_INSTRUCTIONS FOR THE TASK_: Repeat the full listing below verbatim and keep the images out.

_INFORMATION GIVEN_:
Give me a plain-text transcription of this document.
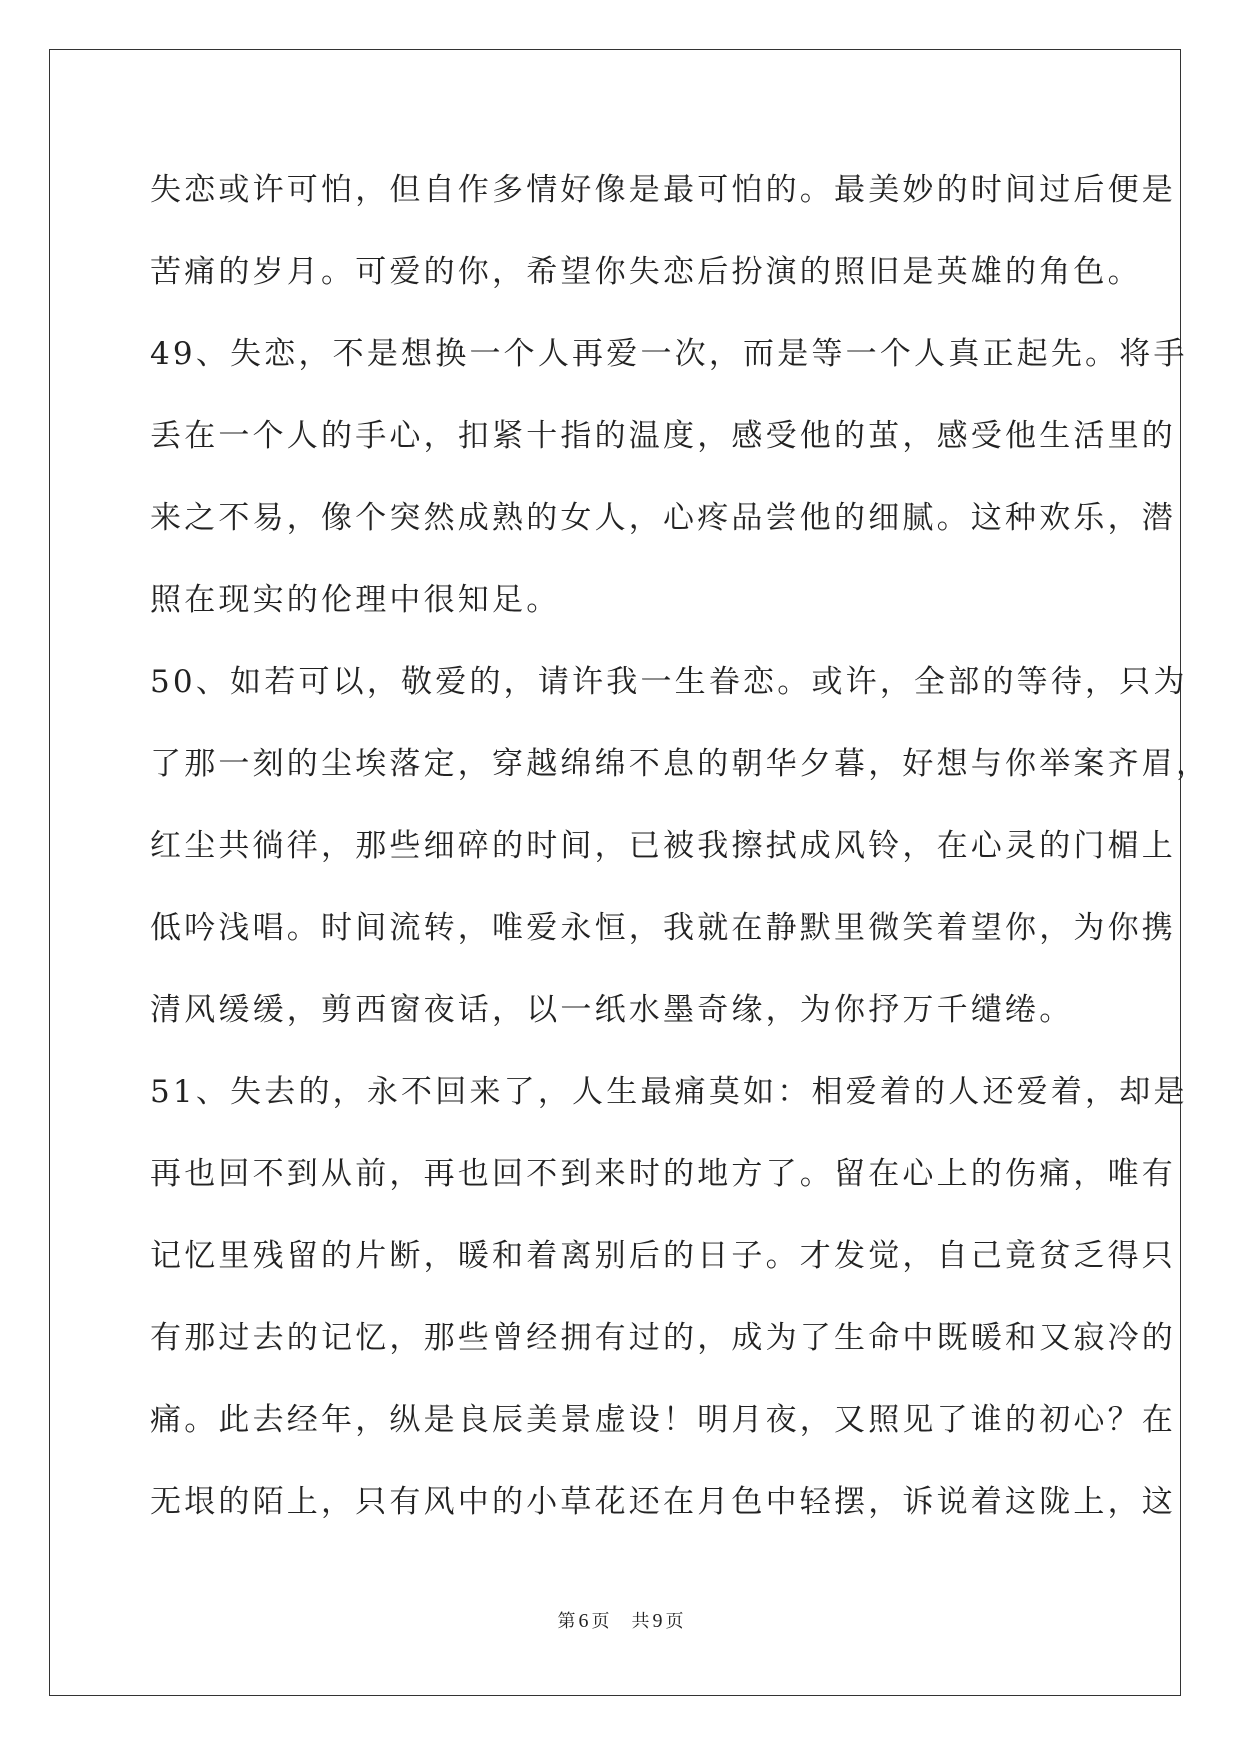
失恋或许可怕，但自作多情好像是最可怕的。最美妙的时间过后便是
苦痛的岁月。可爱的你，希望你失恋后扮演的照旧是英雄的角色。
49、失恋，不是想换一个人再爱一次，而是等一个人真正起先。将手
丢在一个人的手心，扣紧十指的温度，感受他的茧，感受他生活里的
来之不易，像个突然成熟的女人，心疼品尝他的细腻。这种欢乐，潜
照在现实的伦理中很知足。
50、如若可以，敬爱的，请许我一生眷恋。或许，全部的等待，只为
了那一刻的尘埃落定，穿越绵绵不息的朝华夕暮，好想与你举案齐眉，
红尘共徜徉，那些细碎的时间，已被我擦拭成风铃，在心灵的门楣上
低吟浅唱。时间流转，唯爱永恒，我就在静默里微笑着望你，为你携
清风缓缓，剪西窗夜话，以一纸水墨奇缘，为你抒万千缱绻。
51、失去的，永不回来了，人生最痛莫如：相爱着的人还爱着，却是
再也回不到从前，再也回不到来时的地方了。留在心上的伤痛，唯有
记忆里残留的片断，暖和着离别后的日子。才发觉，自己竟贫乏得只
有那过去的记忆，那些曾经拥有过的，成为了生命中既暖和又寂冷的
痛。此去经年，纵是良辰美景虚设！明月夜，又照见了谁的初心？在
无垠的陌上，只有风中的小草花还在月色中轻摆，诉说着这陇上，这
第 6 页 共 9 页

_ANSWER TO THE PROBLEM_:
Give me a plain-text transcription of this document.
失恋或许可怕，但自作多情好像是最可怕的。最美妙的时间过后便是
苦痛的岁月。可爱的你，希望你失恋后扮演的照旧是英雄的角色。
49、失恋，不是想换一个人再爱一次，而是等一个人真正起先。将手
丢在一个人的手心，扣紧十指的温度，感受他的茧，感受他生活里的
来之不易，像个突然成熟的女人，心疼品尝他的细腻。这种欢乐，潜
照在现实的伦理中很知足。
50、如若可以，敬爱的，请许我一生眷恋。或许，全部的等待，只为
了那一刻的尘埃落定，穿越绵绵不息的朝华夕暮，好想与你举案齐眉，
红尘共徜徉，那些细碎的时间，已被我擦拭成风铃，在心灵的门楣上
低吟浅唱。时间流转，唯爱永恒，我就在静默里微笑着望你，为你携
清风缓缓，剪西窗夜话，以一纸水墨奇缘，为你抒万千缱绻。
51、失去的，永不回来了，人生最痛莫如：相爱着的人还爱着，却是
再也回不到从前，再也回不到来时的地方了。留在心上的伤痛，唯有
记忆里残留的片断，暖和着离别后的日子。才发觉，自己竟贫乏得只
有那过去的记忆，那些曾经拥有过的，成为了生命中既暖和又寂冷的
痛。此去经年，纵是良辰美景虚设！明月夜，又照见了谁的初心？在
无垠的陌上，只有风中的小草花还在月色中轻摆，诉说着这陇上，这
第 6 页 共 9 页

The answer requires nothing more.